------ Information shown

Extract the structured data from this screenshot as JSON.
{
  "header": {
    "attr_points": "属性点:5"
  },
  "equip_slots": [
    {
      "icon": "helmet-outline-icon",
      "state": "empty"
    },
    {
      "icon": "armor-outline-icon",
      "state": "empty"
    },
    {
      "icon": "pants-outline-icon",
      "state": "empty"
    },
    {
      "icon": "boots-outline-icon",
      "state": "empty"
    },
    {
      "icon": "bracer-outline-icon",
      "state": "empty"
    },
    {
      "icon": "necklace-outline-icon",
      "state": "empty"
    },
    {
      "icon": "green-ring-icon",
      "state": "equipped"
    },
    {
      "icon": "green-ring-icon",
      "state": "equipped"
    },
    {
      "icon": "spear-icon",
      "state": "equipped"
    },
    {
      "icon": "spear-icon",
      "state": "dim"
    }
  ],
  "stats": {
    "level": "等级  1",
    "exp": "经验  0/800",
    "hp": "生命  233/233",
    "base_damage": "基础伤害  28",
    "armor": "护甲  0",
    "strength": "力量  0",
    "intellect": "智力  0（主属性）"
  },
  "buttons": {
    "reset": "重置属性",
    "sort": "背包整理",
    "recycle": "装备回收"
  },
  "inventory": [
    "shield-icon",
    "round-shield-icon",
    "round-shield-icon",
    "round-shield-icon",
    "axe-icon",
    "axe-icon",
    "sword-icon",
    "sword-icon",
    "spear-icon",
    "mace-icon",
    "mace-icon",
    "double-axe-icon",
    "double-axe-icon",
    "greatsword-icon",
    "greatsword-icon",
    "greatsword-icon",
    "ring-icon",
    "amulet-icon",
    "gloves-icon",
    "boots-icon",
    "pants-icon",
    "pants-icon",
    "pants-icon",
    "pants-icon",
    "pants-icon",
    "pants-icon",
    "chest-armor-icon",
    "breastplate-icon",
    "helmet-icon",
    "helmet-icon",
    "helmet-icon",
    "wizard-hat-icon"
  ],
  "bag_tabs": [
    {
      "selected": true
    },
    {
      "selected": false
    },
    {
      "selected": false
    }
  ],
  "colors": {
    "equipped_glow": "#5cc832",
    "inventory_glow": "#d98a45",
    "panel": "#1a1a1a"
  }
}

------------

**What the exercise asks:**
Among the entries, how many lines contain the string "armor"? Give the number without anything else.

**Answer below:**
3